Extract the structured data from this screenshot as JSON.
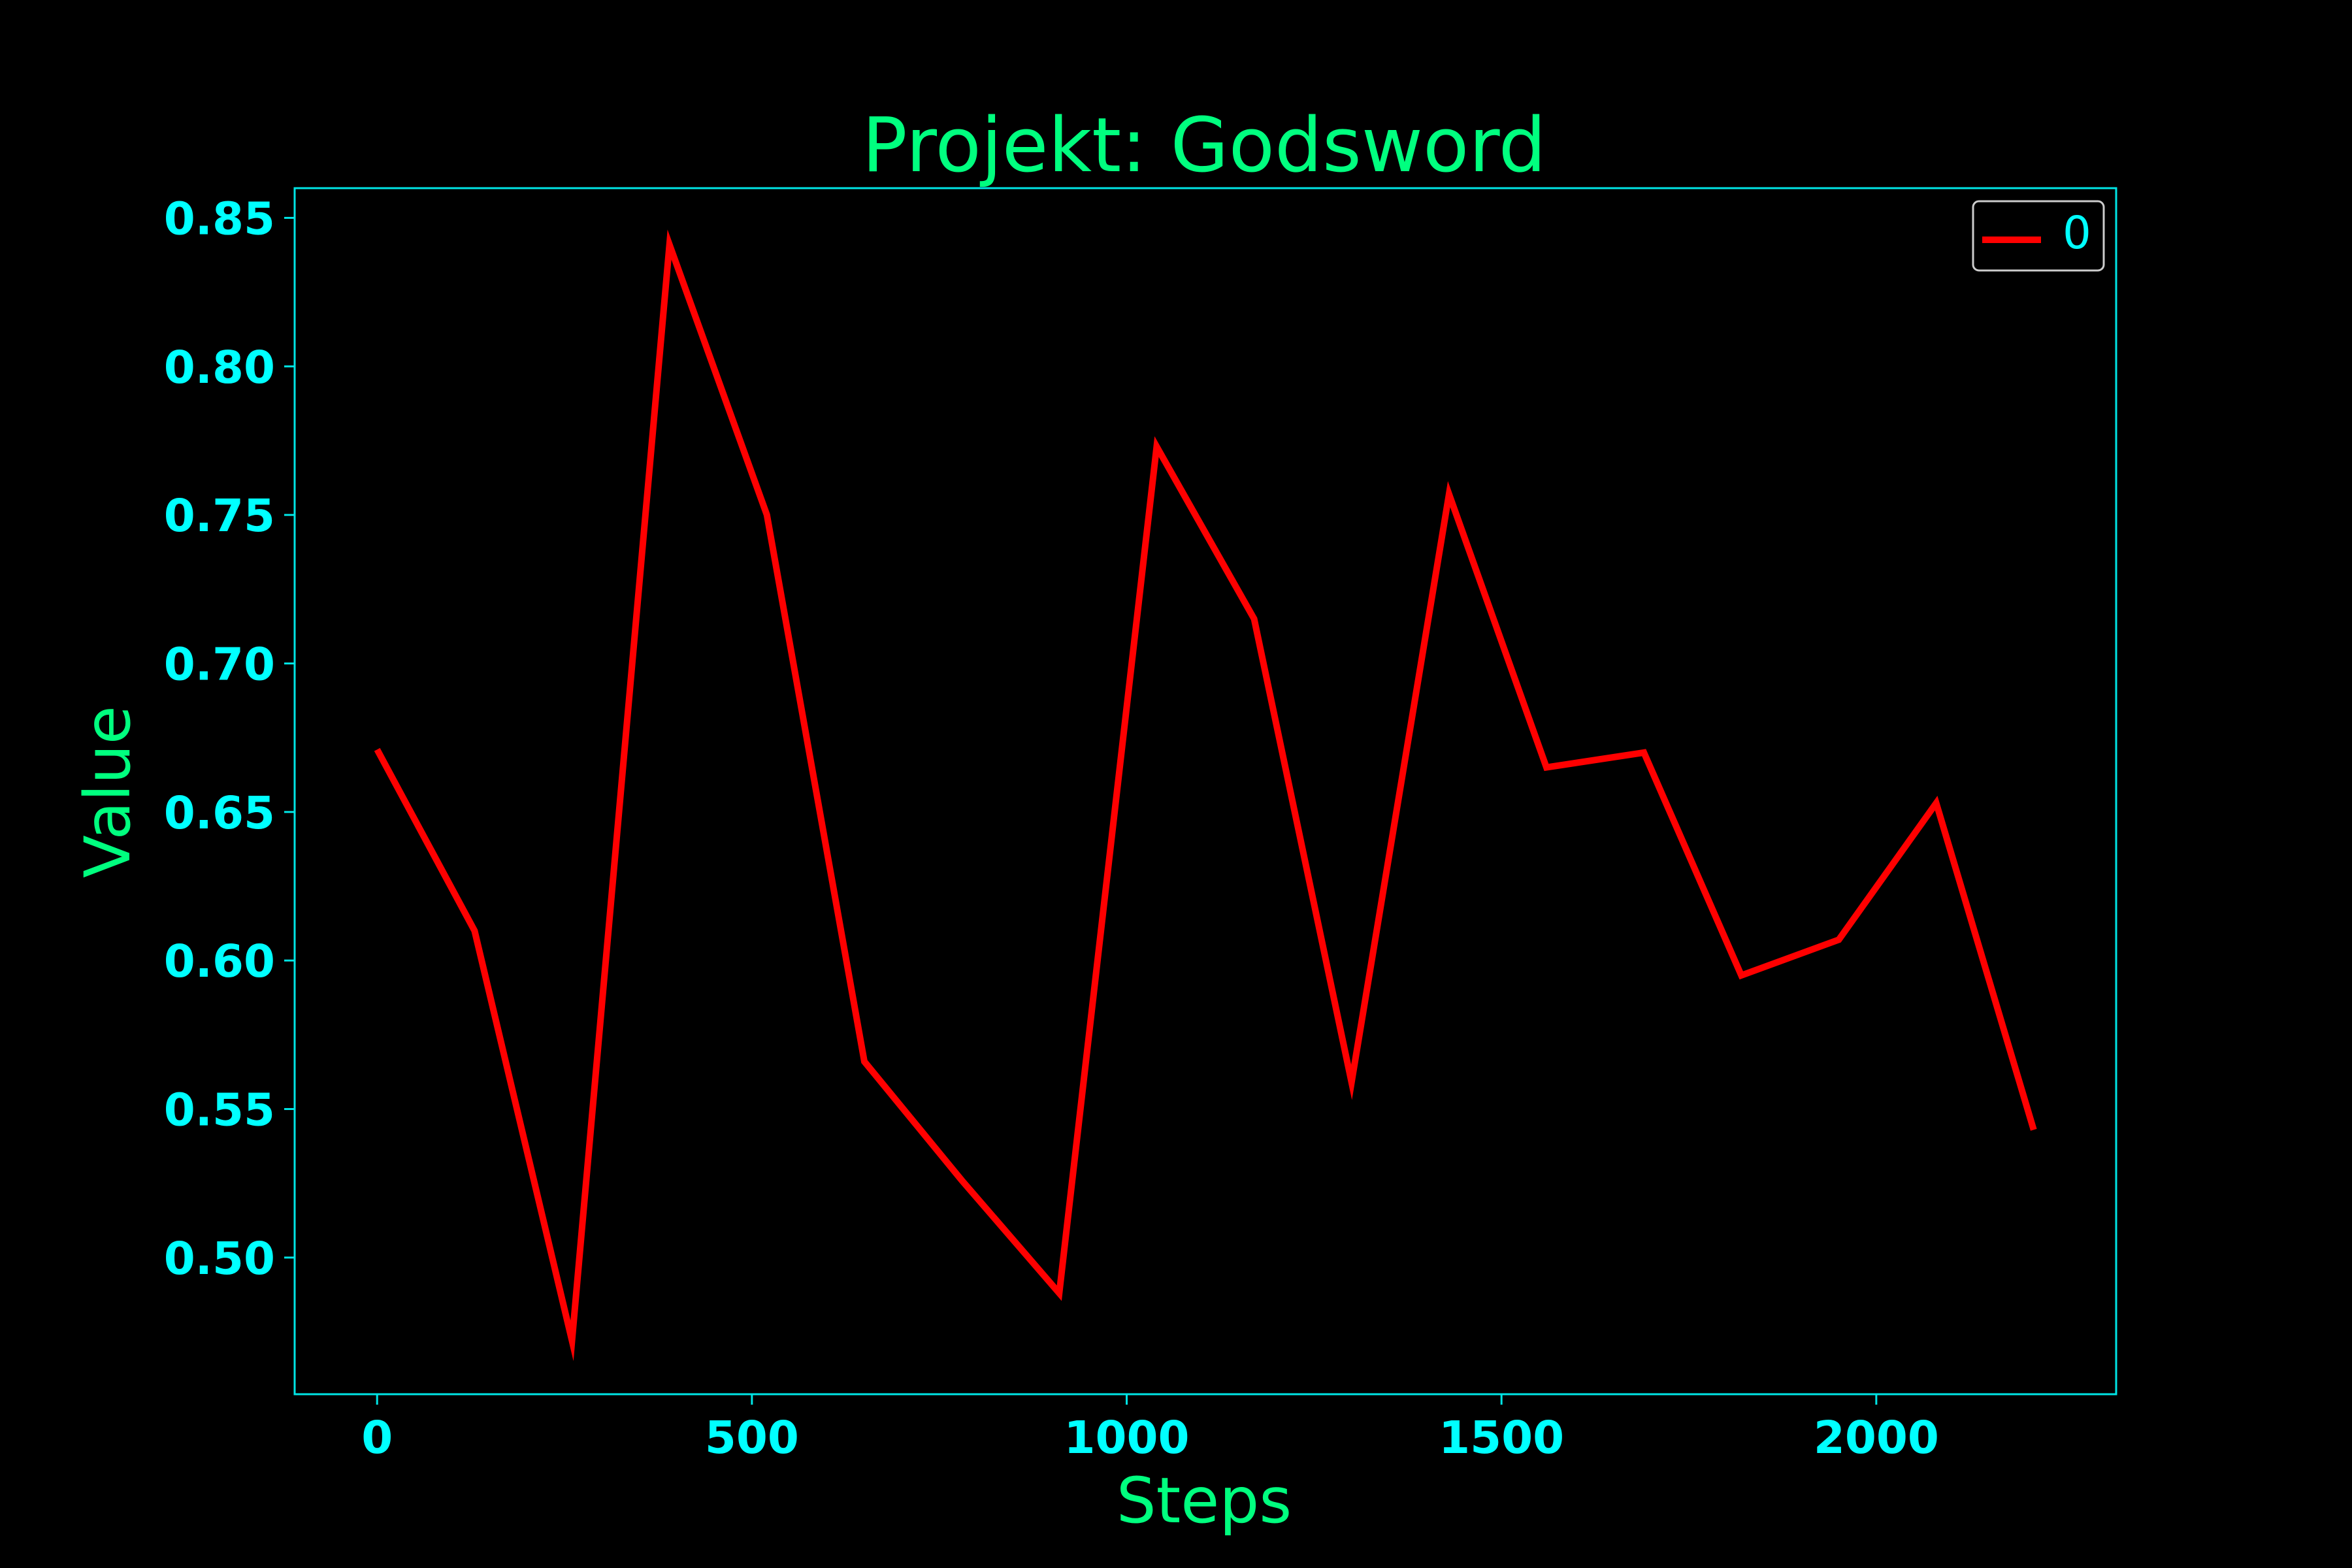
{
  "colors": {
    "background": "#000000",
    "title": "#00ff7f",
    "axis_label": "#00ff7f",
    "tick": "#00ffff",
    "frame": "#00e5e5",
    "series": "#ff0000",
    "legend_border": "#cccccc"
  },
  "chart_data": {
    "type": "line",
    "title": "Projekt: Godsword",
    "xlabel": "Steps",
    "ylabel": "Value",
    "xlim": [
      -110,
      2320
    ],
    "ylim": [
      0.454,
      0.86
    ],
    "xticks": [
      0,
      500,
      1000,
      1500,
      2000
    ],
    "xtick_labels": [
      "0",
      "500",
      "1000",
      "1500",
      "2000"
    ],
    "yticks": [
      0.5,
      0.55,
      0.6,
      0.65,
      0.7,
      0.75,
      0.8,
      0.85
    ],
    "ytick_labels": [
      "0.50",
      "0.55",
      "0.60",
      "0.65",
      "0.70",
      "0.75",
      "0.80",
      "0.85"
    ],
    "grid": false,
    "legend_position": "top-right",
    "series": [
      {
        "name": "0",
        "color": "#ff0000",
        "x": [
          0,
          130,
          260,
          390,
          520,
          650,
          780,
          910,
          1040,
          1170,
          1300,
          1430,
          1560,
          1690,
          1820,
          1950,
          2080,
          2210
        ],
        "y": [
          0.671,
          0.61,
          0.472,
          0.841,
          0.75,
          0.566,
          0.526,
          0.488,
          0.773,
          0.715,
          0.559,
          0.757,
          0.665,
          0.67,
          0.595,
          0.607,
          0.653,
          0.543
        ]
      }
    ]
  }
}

===

Copy each line in the data that holds the word "title".

    "title": "#00ff7f",
    "title": "Projekt: Godsword",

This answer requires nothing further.